» **Work to complete**
Give back the full listing, character for character, with no pictures.

» **Input data**
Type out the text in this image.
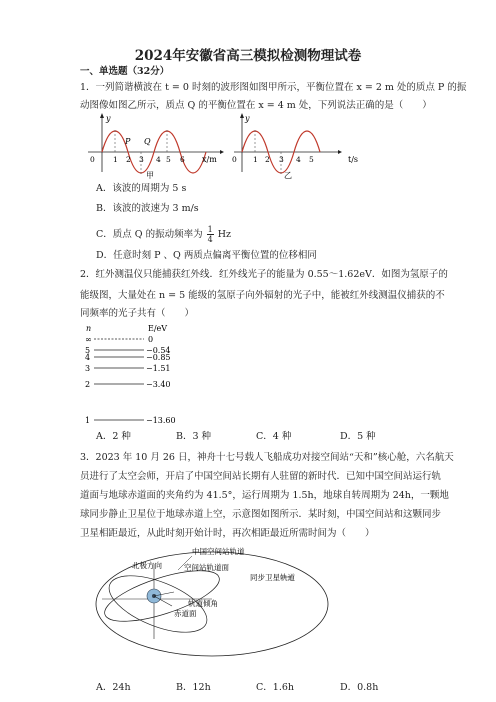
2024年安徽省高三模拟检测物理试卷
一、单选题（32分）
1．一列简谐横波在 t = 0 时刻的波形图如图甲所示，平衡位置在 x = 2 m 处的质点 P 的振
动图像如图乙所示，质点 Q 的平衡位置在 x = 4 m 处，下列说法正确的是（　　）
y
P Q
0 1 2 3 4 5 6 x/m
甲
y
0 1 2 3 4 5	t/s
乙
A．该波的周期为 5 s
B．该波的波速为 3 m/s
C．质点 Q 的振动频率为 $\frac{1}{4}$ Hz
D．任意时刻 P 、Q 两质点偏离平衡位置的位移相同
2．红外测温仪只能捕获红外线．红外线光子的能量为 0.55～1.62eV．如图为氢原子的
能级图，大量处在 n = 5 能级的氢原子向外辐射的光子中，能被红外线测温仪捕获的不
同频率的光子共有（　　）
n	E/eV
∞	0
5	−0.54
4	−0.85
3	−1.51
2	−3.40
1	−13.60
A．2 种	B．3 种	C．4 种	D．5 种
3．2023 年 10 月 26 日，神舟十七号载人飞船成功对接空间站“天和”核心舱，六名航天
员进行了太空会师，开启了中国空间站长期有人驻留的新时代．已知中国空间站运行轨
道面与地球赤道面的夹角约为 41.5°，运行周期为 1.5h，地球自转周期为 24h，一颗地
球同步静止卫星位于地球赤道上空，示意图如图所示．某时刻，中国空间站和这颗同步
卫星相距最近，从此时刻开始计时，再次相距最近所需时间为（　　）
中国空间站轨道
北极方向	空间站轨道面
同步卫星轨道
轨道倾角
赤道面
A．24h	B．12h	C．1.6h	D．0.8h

» **Exercise response**
Type out the text in this image.
2024年安徽省高三模拟检测物理试卷
一、单选题（32分）
1．一列简谐横波在 t = 0 时刻的波形图如图甲所示，平衡位置在 x = 2 m 处的质点 P 的振
动图像如图乙所示，质点 Q 的平衡位置在 x = 4 m 处，下列说法正确的是（　　）
y
P Q
0 1 2 3 4 5 6 x/m
甲
y
0 1 2 3 4 5	t/s
乙
A．该波的周期为 5 s
B．该波的波速为 3 m/s
C．质点 Q 的振动频率为 $\frac{1}{4}$ Hz
D．任意时刻 P 、Q 两质点偏离平衡位置的位移相同
2．红外测温仪只能捕获红外线．红外线光子的能量为 0.55～1.62eV．如图为氢原子的
能级图，大量处在 n = 5 能级的氢原子向外辐射的光子中，能被红外线测温仪捕获的不
同频率的光子共有（　　）
n	E/eV
∞	0
5	−0.54
4	−0.85
3	−1.51
2	−3.40
1	−13.60
A．2 种	B．3 种	C．4 种	D．5 种
3．2023 年 10 月 26 日，神舟十七号载人飞船成功对接空间站“天和”核心舱，六名航天
员进行了太空会师，开启了中国空间站长期有人驻留的新时代．已知中国空间站运行轨
道面与地球赤道面的夹角约为 41.5°，运行周期为 1.5h，地球自转周期为 24h，一颗地
球同步静止卫星位于地球赤道上空，示意图如图所示．某时刻，中国空间站和这颗同步
卫星相距最近，从此时刻开始计时，再次相距最近所需时间为（　　）
中国空间站轨道
北极方向	空间站轨道面
同步卫星轨道
轨道倾角
赤道面
A．24h	B．12h	C．1.6h	D．0.8h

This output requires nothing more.